** Start Entries provided **

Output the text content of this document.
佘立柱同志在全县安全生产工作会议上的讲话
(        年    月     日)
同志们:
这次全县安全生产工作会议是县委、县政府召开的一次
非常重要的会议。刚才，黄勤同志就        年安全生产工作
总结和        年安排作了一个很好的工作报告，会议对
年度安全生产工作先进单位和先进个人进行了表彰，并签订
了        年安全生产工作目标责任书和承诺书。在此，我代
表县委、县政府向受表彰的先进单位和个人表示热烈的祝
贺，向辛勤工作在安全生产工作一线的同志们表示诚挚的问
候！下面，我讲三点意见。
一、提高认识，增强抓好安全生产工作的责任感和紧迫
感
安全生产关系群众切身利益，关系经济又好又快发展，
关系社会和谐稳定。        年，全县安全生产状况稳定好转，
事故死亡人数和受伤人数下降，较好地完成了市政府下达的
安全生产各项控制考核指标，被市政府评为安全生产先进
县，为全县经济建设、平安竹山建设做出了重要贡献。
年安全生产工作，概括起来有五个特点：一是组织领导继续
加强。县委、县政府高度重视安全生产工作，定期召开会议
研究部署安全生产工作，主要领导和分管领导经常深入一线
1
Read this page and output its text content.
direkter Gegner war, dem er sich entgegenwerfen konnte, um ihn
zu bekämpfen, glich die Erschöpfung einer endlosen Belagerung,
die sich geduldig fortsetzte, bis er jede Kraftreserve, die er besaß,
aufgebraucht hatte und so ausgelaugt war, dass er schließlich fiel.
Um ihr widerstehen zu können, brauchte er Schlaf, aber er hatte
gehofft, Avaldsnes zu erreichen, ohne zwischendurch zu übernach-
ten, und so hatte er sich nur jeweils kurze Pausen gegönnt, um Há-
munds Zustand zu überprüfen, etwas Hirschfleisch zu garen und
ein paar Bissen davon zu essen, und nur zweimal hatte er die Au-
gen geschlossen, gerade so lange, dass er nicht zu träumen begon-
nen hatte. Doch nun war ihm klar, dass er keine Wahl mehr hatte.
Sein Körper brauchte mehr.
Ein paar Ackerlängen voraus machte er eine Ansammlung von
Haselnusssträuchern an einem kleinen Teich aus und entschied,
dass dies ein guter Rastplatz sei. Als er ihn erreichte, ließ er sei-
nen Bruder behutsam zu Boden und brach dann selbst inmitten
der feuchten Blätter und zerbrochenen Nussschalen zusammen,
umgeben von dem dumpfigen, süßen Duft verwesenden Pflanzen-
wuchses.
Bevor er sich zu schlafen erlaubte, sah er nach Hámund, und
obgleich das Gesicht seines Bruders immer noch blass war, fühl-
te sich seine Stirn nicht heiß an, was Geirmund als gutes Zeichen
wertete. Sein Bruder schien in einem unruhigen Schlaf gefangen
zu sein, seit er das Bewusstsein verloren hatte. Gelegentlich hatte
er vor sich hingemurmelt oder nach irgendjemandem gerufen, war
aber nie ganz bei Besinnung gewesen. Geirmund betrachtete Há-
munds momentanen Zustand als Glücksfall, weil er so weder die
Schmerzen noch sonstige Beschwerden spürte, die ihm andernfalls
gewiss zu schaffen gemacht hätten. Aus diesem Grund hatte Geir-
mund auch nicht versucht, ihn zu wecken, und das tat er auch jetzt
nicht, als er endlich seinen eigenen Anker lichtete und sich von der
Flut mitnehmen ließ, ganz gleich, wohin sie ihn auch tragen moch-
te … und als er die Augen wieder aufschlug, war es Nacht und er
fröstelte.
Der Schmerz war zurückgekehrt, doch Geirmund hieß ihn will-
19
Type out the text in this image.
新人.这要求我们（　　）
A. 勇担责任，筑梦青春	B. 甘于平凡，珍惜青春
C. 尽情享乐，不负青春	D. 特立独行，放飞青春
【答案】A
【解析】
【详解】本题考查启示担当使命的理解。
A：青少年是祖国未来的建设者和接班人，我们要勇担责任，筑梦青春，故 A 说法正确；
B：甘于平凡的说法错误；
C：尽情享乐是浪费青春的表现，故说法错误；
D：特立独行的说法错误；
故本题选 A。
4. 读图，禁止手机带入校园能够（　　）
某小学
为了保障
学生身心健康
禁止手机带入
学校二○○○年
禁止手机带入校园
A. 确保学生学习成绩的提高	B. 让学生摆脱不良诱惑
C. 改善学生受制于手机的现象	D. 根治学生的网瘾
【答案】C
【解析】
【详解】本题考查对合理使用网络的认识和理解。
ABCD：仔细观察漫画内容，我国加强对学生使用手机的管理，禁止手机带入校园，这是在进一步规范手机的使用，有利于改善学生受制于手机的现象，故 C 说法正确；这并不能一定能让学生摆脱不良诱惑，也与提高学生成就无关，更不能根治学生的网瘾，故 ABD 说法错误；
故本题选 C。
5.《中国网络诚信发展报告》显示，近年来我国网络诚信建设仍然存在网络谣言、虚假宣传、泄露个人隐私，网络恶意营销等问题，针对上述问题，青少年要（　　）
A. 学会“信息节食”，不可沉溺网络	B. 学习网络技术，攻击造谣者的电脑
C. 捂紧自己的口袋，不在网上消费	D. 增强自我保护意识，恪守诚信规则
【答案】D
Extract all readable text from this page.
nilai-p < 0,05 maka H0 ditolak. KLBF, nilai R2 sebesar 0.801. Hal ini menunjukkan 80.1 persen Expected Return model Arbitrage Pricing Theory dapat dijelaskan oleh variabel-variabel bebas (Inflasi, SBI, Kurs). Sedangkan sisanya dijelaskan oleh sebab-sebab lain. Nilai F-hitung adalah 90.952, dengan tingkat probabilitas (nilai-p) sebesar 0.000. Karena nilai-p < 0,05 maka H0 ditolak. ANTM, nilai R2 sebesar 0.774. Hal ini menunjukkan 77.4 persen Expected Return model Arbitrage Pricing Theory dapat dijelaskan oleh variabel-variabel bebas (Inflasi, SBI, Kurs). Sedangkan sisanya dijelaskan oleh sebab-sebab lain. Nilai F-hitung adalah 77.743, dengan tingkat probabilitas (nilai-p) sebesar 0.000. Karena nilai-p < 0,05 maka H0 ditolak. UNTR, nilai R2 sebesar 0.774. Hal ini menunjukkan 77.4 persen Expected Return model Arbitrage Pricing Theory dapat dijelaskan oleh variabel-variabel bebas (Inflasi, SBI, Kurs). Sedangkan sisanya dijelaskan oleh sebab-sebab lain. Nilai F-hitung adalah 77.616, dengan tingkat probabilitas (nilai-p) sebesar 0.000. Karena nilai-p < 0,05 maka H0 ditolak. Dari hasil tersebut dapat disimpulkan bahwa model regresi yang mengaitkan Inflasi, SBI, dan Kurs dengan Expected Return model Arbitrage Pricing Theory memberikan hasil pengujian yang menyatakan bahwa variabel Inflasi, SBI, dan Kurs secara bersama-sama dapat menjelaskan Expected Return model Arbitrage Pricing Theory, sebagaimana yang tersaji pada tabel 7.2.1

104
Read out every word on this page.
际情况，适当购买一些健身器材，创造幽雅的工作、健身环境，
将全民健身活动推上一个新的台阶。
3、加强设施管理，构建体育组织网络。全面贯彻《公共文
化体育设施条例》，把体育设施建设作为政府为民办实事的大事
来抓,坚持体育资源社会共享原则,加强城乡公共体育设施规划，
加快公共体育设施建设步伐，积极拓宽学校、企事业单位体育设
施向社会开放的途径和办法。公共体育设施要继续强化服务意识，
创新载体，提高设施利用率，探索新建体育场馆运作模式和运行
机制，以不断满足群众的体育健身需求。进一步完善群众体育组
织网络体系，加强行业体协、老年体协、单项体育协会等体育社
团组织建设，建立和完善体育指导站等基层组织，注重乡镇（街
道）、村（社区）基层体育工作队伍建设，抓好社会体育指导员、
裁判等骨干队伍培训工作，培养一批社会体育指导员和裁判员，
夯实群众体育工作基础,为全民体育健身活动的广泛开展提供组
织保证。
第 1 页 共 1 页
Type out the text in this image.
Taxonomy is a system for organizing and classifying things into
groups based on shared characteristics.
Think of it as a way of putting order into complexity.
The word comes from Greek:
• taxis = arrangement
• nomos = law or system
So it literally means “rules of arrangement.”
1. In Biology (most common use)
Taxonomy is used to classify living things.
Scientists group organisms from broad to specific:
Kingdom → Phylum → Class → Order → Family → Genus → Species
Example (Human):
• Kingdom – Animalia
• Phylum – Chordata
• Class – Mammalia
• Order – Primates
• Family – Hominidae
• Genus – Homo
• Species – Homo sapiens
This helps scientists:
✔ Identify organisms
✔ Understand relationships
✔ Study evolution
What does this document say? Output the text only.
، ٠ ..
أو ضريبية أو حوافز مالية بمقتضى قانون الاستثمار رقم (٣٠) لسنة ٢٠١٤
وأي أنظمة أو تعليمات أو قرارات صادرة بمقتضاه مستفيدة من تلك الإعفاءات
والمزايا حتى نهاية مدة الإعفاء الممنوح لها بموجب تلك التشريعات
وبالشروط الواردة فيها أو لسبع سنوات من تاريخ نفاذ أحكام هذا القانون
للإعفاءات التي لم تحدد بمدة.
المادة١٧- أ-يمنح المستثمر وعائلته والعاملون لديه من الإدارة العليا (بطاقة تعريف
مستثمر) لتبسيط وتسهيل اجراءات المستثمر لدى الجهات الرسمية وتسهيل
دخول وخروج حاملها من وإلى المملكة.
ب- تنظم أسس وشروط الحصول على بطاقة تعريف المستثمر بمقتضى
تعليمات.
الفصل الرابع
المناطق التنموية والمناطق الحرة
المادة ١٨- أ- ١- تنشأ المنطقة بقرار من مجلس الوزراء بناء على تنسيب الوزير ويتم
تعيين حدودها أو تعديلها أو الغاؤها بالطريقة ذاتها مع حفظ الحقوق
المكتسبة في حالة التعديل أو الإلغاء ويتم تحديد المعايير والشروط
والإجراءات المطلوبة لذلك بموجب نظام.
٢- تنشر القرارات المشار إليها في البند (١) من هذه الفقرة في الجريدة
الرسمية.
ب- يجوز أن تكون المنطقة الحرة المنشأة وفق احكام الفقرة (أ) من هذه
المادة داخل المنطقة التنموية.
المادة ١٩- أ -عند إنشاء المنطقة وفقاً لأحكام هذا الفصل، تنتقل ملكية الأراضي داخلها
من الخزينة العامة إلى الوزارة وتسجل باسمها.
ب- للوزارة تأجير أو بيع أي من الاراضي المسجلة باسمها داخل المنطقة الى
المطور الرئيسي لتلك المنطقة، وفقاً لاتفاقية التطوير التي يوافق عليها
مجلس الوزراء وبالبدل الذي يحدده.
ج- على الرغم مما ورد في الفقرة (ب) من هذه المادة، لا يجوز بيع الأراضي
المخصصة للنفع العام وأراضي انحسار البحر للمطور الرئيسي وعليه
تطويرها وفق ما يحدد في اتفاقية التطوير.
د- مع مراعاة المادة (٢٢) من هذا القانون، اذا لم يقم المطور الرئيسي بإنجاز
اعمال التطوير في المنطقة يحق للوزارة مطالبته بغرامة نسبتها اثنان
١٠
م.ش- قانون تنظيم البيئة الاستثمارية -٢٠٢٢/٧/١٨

** End Entries provided **

▶ **Task to carry out**
Keep only the lines that hold the string "بمقتضى", and copy them out.

▶ **Written solution**
أو ضريبية أو حوافز مالية بمقتضى قانون الاستثمار رقم (٣٠) لسنة ٢٠١٤
ب- تنظم أسس وشروط الحصول على بطاقة تعريف المستثمر بمقتضى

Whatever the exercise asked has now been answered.